GIVEN INSTRUCTION
Look through the material below for "variables". Copy every line that contains it.

== TASK INPUTS ==

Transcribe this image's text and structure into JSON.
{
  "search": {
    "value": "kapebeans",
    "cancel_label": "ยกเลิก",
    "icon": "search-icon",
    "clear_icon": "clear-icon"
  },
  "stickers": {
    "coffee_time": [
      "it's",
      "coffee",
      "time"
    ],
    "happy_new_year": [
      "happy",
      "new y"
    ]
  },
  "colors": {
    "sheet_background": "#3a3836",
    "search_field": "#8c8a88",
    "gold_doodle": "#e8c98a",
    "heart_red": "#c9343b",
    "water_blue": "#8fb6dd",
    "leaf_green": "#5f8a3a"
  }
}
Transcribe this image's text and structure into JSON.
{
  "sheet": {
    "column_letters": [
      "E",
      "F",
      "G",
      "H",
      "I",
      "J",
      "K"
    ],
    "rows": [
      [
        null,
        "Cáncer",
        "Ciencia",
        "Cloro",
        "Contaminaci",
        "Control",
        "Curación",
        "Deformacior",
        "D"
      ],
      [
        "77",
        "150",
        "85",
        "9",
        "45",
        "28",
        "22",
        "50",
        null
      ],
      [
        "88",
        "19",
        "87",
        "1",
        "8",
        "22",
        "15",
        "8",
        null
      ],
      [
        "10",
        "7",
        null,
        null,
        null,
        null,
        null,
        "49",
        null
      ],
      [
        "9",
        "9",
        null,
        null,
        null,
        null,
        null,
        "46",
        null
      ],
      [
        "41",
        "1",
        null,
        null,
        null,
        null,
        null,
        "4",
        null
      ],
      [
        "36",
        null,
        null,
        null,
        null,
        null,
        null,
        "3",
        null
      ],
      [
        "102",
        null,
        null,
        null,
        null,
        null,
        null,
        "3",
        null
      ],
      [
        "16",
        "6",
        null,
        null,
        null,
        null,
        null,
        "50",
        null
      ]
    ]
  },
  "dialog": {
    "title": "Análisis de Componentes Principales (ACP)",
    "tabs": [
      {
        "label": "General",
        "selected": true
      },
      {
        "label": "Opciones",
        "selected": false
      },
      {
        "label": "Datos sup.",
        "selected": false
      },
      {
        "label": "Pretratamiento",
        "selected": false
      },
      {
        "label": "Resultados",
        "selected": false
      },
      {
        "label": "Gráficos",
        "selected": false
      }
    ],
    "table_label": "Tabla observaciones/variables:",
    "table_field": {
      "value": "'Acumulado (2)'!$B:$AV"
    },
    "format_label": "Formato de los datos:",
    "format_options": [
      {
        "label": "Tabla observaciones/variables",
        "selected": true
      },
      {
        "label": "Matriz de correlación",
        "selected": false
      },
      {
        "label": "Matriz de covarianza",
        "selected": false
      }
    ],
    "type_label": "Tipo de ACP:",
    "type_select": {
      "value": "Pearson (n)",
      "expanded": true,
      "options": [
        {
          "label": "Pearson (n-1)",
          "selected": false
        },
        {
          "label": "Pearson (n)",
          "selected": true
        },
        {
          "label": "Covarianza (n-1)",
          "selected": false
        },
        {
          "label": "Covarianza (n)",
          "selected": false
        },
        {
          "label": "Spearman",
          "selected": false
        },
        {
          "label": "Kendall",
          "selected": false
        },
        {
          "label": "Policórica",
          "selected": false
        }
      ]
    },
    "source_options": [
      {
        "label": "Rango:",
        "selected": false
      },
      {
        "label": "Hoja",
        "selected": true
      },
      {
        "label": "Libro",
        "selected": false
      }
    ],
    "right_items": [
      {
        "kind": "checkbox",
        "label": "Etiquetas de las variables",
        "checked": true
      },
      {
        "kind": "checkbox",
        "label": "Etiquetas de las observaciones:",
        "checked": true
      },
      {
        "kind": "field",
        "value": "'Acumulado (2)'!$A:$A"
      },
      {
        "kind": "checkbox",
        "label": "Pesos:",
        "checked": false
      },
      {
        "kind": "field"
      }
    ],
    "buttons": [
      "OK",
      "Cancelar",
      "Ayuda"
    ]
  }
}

===

TASK ANSWER
    "table_label": "Tabla observaciones/variables:",
        "label": "Tabla observaciones/variables",
        "label": "Etiquetas de las variables",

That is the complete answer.